[start]

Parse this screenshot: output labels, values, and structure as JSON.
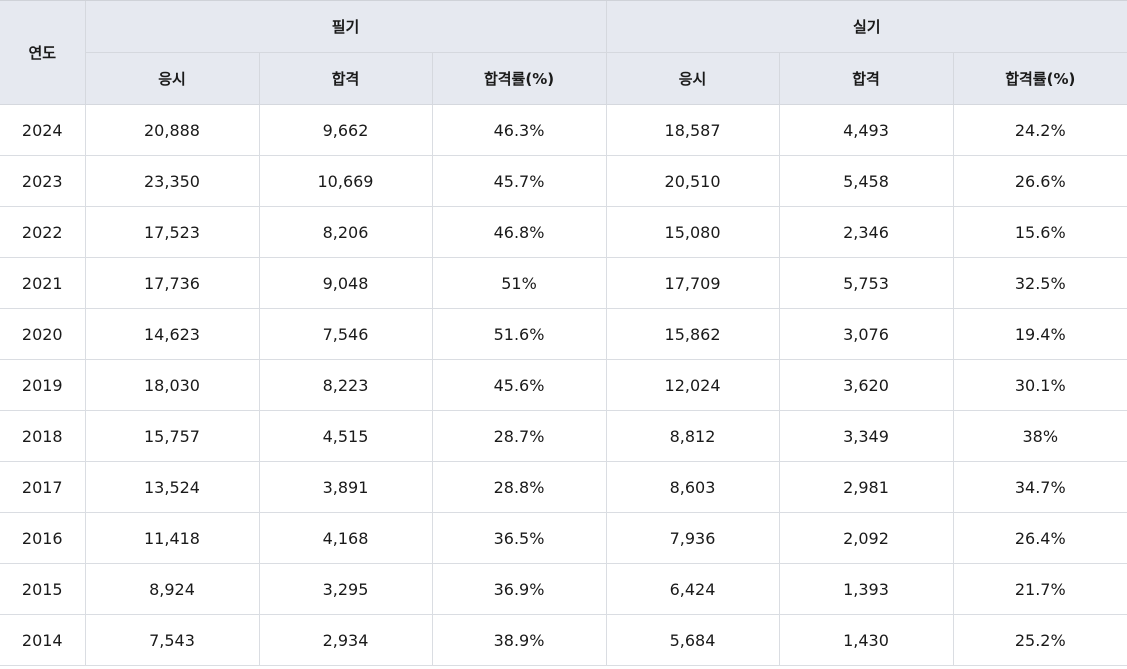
{
  "header": {
    "year": "연도",
    "written": "필기",
    "practical": "실기",
    "sub": [
      "응시",
      "합격",
      "합격률(%)"
    ]
  },
  "rows": [
    [
      "2024",
      "20,888",
      "9,662",
      "46.3%",
      "18,587",
      "4,493",
      "24.2%"
    ],
    [
      "2023",
      "23,350",
      "10,669",
      "45.7%",
      "20,510",
      "5,458",
      "26.6%"
    ],
    [
      "2022",
      "17,523",
      "8,206",
      "46.8%",
      "15,080",
      "2,346",
      "15.6%"
    ],
    [
      "2021",
      "17,736",
      "9,048",
      "51%",
      "17,709",
      "5,753",
      "32.5%"
    ],
    [
      "2020",
      "14,623",
      "7,546",
      "51.6%",
      "15,862",
      "3,076",
      "19.4%"
    ],
    [
      "2019",
      "18,030",
      "8,223",
      "45.6%",
      "12,024",
      "3,620",
      "30.1%"
    ],
    [
      "2018",
      "15,757",
      "4,515",
      "28.7%",
      "8,812",
      "3,349",
      "38%"
    ],
    [
      "2017",
      "13,524",
      "3,891",
      "28.8%",
      "8,603",
      "2,981",
      "34.7%"
    ],
    [
      "2016",
      "11,418",
      "4,168",
      "36.5%",
      "7,936",
      "2,092",
      "26.4%"
    ],
    [
      "2015",
      "8,924",
      "3,295",
      "36.9%",
      "6,424",
      "1,393",
      "21.7%"
    ],
    [
      "2014",
      "7,543",
      "2,934",
      "38.9%",
      "5,684",
      "1,430",
      "25.2%"
    ]
  ]
}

[end]

=== Task instructions ===
Pictures stay out of the copy; please restate every record above exactly.

=== Result ===
Parse this screenshot: output labels, values, and structure as JSON.
{
  "header": {
    "year": "연도",
    "written": "필기",
    "practical": "실기",
    "sub": [
      "응시",
      "합격",
      "합격률(%)"
    ]
  },
  "rows": [
    [
      "2024",
      "20,888",
      "9,662",
      "46.3%",
      "18,587",
      "4,493",
      "24.2%"
    ],
    [
      "2023",
      "23,350",
      "10,669",
      "45.7%",
      "20,510",
      "5,458",
      "26.6%"
    ],
    [
      "2022",
      "17,523",
      "8,206",
      "46.8%",
      "15,080",
      "2,346",
      "15.6%"
    ],
    [
      "2021",
      "17,736",
      "9,048",
      "51%",
      "17,709",
      "5,753",
      "32.5%"
    ],
    [
      "2020",
      "14,623",
      "7,546",
      "51.6%",
      "15,862",
      "3,076",
      "19.4%"
    ],
    [
      "2019",
      "18,030",
      "8,223",
      "45.6%",
      "12,024",
      "3,620",
      "30.1%"
    ],
    [
      "2018",
      "15,757",
      "4,515",
      "28.7%",
      "8,812",
      "3,349",
      "38%"
    ],
    [
      "2017",
      "13,524",
      "3,891",
      "28.8%",
      "8,603",
      "2,981",
      "34.7%"
    ],
    [
      "2016",
      "11,418",
      "4,168",
      "36.5%",
      "7,936",
      "2,092",
      "26.4%"
    ],
    [
      "2015",
      "8,924",
      "3,295",
      "36.9%",
      "6,424",
      "1,393",
      "21.7%"
    ],
    [
      "2014",
      "7,543",
      "2,934",
      "38.9%",
      "5,684",
      "1,430",
      "25.2%"
    ]
  ]
}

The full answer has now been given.